GIVEN INSTRUCTION ::
Copy every line in which the string "area" occurs.

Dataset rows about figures
[START]
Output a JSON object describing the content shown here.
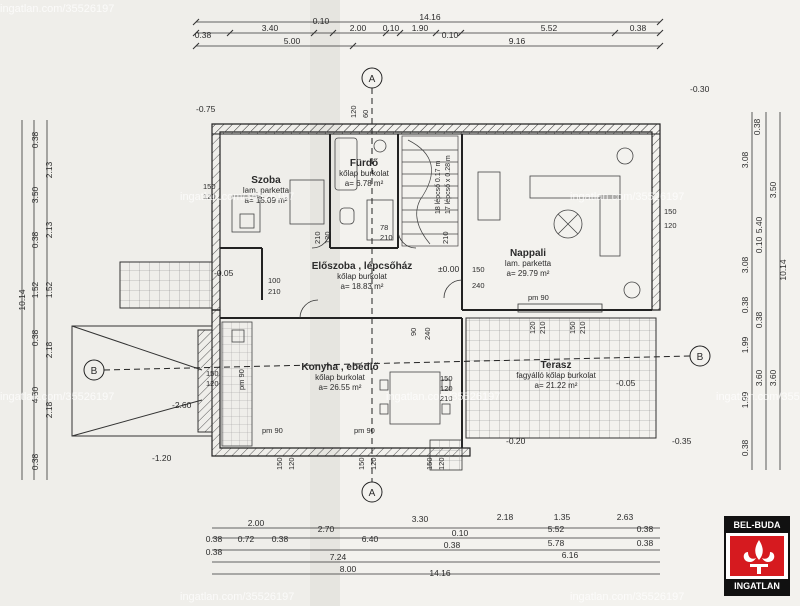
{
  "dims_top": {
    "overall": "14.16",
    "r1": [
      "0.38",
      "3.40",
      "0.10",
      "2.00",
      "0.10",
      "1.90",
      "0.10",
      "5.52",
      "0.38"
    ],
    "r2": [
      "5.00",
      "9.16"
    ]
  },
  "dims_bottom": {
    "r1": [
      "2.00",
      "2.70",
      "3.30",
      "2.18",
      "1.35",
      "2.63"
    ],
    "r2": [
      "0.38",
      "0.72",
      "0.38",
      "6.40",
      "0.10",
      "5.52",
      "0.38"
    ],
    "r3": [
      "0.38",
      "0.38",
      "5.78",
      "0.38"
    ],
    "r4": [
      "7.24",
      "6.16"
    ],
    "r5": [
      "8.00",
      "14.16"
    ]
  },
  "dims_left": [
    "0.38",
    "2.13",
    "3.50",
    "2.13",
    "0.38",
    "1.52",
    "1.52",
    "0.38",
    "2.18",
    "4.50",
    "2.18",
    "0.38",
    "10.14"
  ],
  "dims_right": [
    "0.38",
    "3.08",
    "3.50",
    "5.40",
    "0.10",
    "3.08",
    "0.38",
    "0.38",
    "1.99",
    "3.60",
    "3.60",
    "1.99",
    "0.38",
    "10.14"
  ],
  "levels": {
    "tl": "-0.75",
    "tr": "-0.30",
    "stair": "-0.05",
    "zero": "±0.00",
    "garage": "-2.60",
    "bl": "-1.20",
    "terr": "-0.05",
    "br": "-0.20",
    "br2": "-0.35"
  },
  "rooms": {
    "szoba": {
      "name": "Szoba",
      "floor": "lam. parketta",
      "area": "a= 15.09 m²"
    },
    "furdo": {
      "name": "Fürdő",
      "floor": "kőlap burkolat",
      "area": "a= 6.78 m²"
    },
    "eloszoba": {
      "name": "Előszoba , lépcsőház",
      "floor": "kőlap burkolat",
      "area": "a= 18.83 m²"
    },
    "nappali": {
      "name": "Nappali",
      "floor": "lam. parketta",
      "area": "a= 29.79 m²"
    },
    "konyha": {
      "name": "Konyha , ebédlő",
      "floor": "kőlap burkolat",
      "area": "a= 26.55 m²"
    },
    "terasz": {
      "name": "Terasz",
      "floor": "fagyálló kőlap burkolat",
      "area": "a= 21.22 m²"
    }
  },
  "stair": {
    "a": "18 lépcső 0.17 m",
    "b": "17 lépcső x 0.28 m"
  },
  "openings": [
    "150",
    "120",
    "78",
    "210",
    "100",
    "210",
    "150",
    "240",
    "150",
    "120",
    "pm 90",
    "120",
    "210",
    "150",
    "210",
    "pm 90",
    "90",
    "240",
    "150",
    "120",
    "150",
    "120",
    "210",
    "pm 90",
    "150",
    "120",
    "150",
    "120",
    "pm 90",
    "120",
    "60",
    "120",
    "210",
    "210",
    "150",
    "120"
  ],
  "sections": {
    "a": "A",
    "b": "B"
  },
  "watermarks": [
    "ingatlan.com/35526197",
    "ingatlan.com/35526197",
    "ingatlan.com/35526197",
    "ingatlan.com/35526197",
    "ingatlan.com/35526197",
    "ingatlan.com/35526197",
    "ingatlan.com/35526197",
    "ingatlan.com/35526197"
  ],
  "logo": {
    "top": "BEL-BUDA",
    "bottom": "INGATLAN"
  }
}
[END]
[START]
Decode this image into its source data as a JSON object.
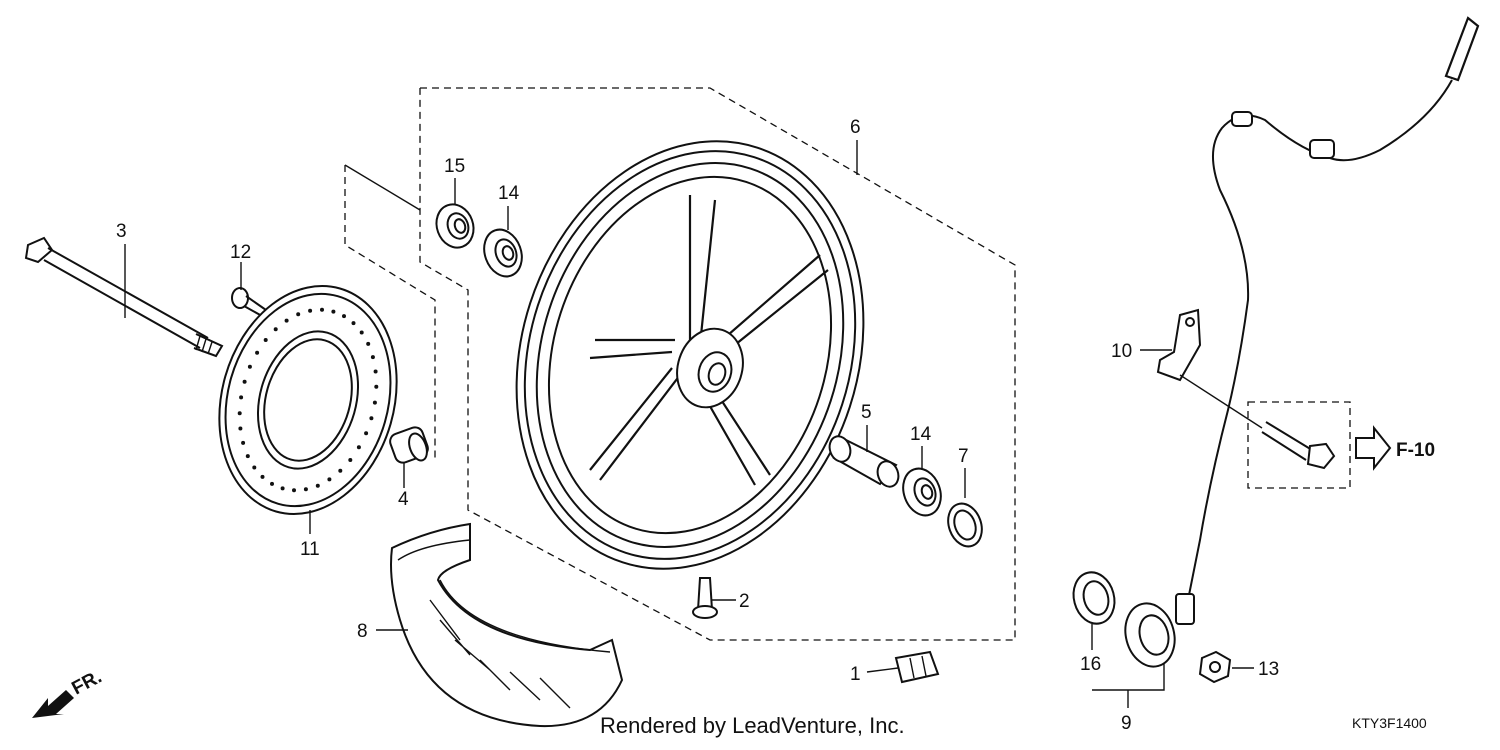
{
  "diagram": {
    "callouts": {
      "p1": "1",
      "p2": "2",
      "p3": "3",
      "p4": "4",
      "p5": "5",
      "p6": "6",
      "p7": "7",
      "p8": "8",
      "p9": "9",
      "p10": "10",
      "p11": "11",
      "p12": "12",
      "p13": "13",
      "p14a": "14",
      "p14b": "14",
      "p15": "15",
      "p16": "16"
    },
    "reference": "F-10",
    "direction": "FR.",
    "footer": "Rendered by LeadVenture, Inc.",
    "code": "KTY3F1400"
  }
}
[END]
ANSWER TO THE PROBLEM ::
      "area": "a= 15.09 m²"
      "area": "a= 6.78 m²"
      "area": "a= 18.83 m²"
      "area": "a= 29.79 m²"
      "area": "a= 26.55 m²"
      "area": "a= 21.22 m²"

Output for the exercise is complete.